--- begin DATA ---

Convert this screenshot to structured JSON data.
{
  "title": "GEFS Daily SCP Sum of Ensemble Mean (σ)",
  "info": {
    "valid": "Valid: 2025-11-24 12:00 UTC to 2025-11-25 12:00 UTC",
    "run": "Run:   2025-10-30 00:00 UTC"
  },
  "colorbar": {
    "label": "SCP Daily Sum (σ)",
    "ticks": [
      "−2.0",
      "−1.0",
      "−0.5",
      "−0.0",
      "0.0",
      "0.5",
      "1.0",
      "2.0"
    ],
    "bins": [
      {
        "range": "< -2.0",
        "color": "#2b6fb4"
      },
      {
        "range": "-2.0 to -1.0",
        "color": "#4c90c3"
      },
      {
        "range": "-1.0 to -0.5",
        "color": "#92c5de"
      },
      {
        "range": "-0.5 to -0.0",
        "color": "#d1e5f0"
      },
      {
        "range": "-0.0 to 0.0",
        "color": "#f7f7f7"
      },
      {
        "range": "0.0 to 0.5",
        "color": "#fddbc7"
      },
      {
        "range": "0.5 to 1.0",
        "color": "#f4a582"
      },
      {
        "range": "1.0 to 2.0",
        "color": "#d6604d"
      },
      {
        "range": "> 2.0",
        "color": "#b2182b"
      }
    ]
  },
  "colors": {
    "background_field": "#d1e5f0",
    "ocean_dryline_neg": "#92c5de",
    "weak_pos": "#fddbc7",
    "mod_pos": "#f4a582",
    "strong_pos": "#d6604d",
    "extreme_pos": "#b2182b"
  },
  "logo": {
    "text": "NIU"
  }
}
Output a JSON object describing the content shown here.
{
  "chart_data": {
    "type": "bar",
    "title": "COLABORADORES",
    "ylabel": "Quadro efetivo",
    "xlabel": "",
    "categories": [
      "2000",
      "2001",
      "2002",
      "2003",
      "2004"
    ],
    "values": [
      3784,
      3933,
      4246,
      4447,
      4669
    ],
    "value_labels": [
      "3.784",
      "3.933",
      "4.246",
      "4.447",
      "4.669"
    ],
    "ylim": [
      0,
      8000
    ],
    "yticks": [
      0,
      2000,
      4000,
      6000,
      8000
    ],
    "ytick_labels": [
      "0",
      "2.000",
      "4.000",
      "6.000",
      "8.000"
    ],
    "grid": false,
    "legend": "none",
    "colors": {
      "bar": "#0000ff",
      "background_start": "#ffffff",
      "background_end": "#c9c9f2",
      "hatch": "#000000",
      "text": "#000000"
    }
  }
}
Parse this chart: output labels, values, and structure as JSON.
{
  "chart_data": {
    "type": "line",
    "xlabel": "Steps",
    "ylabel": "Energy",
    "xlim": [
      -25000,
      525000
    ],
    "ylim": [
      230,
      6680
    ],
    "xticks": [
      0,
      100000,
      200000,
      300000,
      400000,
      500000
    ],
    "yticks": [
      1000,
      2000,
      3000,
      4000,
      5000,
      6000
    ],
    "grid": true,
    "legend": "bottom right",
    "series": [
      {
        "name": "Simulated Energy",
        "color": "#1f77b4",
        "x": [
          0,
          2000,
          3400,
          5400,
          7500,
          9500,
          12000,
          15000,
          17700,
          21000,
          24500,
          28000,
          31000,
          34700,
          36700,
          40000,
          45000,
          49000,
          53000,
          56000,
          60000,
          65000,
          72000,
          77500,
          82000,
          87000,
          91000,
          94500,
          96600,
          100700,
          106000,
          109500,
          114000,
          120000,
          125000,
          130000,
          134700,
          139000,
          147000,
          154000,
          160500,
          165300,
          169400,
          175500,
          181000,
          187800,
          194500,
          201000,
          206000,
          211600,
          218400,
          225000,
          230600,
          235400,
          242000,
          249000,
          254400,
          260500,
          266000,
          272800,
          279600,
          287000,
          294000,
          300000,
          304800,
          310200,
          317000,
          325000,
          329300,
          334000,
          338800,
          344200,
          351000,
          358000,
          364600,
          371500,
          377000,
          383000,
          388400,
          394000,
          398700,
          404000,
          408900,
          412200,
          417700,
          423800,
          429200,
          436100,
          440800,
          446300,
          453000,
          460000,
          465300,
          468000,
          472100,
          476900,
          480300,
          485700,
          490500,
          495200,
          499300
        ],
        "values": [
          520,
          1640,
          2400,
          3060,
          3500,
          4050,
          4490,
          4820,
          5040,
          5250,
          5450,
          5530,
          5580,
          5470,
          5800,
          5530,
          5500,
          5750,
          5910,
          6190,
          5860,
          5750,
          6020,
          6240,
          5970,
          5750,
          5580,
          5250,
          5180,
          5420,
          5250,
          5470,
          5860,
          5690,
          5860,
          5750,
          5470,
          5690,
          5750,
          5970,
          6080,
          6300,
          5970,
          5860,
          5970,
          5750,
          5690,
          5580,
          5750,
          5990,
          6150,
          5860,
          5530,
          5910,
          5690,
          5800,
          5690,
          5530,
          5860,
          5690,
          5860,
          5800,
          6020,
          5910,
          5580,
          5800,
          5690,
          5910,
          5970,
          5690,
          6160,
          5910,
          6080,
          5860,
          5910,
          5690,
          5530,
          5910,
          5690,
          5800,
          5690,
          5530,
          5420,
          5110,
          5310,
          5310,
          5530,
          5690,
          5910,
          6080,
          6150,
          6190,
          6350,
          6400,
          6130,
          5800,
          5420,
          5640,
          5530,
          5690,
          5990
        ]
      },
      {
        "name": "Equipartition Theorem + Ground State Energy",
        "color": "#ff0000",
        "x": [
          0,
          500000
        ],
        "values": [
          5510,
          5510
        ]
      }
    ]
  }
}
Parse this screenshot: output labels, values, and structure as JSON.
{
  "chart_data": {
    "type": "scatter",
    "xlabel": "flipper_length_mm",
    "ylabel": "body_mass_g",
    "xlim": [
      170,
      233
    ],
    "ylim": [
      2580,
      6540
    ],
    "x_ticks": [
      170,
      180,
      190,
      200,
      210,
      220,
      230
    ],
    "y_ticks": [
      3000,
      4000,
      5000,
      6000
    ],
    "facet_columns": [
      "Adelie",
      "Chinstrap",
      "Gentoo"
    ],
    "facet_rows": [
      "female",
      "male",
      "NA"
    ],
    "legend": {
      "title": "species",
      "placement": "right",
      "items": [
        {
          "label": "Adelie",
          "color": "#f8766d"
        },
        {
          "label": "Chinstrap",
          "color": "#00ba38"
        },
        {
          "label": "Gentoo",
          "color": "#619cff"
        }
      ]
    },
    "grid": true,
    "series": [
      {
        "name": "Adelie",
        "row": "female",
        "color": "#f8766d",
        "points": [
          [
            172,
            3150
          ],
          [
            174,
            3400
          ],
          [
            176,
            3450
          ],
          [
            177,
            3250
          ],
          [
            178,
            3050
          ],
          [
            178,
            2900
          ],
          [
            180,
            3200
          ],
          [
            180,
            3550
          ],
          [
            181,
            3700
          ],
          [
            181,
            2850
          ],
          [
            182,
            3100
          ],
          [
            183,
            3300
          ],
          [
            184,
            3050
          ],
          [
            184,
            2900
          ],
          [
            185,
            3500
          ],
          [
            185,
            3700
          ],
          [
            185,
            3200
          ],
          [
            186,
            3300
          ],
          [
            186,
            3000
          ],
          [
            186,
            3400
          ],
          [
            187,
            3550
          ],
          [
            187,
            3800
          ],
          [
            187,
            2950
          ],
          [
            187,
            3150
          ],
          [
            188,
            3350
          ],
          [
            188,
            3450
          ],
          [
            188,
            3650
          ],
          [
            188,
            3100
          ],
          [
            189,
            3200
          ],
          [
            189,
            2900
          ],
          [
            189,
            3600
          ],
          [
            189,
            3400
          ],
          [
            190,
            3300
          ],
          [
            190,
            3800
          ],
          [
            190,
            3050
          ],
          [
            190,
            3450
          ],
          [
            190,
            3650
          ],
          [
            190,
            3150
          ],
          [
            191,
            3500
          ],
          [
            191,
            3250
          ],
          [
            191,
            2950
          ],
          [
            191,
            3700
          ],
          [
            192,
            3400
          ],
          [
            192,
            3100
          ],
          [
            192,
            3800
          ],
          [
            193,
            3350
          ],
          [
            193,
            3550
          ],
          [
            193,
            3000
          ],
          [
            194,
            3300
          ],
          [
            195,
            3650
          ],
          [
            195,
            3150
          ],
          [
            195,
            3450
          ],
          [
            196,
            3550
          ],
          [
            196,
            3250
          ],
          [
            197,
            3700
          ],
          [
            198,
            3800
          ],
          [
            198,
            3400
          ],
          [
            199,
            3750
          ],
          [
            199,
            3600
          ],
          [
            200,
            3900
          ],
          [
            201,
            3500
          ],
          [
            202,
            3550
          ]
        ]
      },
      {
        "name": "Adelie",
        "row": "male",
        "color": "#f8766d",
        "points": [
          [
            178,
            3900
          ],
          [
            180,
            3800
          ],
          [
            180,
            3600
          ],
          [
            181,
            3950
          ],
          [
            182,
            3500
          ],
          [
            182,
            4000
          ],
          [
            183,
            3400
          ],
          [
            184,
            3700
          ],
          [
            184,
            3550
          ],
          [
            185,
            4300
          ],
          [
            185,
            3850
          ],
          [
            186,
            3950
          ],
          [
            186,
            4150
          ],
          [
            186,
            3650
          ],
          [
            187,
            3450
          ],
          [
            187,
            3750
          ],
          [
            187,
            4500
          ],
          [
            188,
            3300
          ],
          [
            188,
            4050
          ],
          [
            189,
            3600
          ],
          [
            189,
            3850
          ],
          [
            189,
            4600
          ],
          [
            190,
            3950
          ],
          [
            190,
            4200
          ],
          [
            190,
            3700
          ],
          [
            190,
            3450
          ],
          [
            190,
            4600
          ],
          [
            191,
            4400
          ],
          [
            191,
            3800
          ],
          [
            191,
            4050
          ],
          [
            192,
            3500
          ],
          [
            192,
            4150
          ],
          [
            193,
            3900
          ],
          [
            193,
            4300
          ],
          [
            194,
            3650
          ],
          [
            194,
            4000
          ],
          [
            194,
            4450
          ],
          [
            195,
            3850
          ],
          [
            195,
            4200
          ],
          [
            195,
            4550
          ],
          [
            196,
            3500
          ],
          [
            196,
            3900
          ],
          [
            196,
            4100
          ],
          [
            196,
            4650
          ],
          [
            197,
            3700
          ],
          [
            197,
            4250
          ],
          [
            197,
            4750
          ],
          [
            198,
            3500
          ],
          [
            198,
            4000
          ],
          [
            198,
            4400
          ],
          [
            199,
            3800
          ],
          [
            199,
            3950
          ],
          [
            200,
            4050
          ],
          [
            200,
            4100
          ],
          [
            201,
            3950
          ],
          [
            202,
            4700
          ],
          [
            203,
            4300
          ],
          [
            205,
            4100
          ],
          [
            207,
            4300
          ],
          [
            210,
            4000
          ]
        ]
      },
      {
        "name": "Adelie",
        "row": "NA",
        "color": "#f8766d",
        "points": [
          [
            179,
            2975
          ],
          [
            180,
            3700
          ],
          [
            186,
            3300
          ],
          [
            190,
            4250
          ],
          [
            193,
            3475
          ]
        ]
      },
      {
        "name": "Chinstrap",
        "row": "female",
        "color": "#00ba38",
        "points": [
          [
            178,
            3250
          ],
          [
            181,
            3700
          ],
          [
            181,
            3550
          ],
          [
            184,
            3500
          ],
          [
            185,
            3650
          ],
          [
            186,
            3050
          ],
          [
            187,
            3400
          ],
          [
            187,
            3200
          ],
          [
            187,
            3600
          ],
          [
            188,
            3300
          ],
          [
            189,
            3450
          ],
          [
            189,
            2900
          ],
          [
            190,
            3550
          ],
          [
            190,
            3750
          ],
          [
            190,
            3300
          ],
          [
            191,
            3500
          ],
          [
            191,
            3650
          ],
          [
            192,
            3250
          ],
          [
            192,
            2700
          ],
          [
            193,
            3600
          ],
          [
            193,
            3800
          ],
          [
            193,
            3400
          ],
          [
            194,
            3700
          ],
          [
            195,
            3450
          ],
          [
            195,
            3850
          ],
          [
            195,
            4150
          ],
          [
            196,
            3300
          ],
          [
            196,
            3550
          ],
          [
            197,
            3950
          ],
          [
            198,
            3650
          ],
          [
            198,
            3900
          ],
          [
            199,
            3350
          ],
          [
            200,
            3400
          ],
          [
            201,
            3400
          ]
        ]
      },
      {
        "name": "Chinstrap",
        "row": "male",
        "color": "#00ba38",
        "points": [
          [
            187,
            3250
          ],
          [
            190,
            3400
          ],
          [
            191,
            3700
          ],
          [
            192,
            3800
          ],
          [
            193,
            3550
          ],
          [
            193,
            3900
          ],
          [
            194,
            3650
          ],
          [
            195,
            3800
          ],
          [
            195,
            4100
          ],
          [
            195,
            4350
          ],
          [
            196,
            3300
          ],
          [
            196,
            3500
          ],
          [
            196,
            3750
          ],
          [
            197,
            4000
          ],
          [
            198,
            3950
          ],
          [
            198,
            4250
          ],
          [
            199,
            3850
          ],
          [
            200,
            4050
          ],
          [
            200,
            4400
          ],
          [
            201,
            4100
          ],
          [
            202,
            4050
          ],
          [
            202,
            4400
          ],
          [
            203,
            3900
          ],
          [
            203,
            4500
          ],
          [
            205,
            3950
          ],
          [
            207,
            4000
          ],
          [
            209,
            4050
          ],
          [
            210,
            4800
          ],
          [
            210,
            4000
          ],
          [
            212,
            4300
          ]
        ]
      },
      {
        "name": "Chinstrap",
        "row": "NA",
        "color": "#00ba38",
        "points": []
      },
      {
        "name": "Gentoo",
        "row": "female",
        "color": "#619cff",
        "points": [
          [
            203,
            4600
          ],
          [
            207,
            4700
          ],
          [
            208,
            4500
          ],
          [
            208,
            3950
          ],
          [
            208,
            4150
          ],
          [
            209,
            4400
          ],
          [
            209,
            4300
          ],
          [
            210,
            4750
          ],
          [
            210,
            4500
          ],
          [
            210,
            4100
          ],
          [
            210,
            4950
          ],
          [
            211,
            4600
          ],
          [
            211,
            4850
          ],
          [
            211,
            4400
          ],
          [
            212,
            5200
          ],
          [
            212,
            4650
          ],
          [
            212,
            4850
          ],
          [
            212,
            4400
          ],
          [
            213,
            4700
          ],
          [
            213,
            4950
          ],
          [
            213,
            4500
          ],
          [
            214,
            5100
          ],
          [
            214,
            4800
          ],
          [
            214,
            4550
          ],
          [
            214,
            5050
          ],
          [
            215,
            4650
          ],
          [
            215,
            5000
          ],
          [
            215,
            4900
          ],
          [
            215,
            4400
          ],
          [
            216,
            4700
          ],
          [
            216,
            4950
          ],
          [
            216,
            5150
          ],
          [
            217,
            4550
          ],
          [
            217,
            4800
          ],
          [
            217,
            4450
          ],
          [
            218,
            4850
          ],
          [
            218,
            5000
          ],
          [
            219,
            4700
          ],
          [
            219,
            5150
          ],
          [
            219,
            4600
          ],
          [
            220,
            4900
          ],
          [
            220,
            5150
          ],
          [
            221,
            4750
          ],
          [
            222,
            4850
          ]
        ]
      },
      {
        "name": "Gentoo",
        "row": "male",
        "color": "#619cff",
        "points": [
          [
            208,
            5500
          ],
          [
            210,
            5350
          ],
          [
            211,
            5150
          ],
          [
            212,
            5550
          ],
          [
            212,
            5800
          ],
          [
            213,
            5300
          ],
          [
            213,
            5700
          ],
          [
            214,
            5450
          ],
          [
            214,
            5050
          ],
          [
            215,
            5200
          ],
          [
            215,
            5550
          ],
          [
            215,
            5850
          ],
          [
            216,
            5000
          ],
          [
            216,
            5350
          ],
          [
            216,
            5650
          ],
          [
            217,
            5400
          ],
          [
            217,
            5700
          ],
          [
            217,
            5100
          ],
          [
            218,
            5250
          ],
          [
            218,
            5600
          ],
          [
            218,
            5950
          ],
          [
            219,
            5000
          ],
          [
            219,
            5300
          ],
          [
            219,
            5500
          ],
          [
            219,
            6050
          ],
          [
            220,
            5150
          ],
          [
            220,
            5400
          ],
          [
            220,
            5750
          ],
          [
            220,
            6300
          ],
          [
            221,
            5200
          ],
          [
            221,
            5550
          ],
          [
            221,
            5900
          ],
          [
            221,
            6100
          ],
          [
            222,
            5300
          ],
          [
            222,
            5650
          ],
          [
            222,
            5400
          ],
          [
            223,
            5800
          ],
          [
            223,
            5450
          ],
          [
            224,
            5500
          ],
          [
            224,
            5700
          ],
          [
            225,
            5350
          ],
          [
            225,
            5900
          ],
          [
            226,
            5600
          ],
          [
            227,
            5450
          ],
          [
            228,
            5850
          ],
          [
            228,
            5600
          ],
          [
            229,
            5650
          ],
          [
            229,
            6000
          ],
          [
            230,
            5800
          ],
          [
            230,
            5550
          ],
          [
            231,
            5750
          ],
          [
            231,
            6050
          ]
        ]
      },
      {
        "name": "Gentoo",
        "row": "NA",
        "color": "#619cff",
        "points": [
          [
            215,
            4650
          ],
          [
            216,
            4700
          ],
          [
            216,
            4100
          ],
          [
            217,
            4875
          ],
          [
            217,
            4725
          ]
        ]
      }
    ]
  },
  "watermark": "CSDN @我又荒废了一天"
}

--- end DATA ---

__YOUR OBJECTIVE__. Scan the listing above for the word "Energy" and copy every line that holds it.

__FINISHED TASK__.
    "ylabel": "Energy",
        "name": "Simulated Energy",
        "name": "Equipartition Theorem + Ground State Energy",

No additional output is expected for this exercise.